Each line that contains the word "Main" counts once; give the total for the records below and nothing else.

┌─ RECORDS PROVIDED

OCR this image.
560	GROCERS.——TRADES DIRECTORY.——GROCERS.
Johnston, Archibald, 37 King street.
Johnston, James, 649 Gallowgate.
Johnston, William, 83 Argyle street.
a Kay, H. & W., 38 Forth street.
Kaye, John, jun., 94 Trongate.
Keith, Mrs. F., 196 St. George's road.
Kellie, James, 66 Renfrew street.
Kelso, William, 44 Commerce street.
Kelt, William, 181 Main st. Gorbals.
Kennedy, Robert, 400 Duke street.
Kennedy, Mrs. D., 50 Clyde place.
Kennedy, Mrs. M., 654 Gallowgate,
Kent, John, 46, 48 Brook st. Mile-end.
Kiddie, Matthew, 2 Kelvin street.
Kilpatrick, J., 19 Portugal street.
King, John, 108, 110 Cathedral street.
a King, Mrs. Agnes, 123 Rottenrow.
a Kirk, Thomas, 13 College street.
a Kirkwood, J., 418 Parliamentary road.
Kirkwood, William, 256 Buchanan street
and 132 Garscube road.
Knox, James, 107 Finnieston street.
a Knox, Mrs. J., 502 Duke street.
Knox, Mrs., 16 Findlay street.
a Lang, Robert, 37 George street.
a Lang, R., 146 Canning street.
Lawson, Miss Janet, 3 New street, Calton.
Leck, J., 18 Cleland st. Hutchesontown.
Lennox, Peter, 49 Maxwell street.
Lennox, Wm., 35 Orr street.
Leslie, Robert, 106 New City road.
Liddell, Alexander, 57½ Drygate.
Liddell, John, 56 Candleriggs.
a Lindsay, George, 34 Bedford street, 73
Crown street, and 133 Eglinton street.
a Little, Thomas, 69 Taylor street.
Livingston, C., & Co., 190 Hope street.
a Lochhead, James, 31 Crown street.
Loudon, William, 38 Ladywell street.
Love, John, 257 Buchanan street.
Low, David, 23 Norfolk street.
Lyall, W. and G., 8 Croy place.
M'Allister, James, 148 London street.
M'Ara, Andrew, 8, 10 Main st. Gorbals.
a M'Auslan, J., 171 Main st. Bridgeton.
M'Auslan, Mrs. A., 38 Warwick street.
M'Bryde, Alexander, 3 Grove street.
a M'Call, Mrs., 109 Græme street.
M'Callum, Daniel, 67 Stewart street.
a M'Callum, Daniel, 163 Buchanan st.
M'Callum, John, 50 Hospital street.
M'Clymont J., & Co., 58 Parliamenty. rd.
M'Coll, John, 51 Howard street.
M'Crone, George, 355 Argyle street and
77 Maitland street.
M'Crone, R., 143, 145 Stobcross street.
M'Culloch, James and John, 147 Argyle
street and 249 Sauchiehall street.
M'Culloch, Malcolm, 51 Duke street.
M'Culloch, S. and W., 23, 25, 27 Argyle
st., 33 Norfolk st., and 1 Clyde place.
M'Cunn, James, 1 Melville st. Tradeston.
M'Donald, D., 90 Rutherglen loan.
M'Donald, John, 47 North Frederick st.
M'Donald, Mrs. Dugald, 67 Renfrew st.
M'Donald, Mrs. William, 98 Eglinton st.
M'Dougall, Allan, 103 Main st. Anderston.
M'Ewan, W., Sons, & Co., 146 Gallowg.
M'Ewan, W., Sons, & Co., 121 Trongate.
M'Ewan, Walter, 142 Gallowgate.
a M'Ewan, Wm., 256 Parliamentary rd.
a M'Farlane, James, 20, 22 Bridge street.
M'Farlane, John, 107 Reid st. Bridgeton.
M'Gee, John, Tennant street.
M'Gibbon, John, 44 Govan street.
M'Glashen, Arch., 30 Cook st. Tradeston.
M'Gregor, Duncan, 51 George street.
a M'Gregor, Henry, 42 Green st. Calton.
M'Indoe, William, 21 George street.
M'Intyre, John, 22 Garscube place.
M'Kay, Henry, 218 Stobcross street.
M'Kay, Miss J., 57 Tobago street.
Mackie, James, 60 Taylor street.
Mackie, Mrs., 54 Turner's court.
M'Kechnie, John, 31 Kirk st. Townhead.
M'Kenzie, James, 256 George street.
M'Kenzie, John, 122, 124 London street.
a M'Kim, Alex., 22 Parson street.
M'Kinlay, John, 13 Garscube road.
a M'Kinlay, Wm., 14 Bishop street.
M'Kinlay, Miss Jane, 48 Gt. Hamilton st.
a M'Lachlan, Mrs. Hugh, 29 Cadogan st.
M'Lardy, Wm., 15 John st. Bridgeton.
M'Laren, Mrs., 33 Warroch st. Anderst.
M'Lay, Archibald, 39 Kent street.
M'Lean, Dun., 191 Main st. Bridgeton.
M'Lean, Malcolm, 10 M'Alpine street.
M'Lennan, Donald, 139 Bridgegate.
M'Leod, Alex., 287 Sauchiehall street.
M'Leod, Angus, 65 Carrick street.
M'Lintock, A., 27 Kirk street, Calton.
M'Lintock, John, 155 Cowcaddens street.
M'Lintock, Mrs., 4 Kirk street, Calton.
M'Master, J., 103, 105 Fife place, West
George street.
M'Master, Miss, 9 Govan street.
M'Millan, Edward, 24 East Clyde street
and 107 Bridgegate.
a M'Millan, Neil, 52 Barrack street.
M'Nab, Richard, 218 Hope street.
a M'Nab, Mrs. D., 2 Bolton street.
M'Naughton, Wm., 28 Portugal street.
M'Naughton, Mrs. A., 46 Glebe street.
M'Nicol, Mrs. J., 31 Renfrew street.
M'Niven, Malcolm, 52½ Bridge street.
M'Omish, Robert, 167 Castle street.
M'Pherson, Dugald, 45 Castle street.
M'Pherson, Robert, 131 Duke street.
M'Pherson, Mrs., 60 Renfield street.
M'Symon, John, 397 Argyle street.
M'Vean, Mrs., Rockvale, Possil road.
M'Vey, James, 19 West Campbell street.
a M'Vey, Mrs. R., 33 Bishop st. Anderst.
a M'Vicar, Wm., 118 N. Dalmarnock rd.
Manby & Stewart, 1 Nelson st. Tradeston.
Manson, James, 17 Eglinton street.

└─

● PROBLEM SOLUTION: 5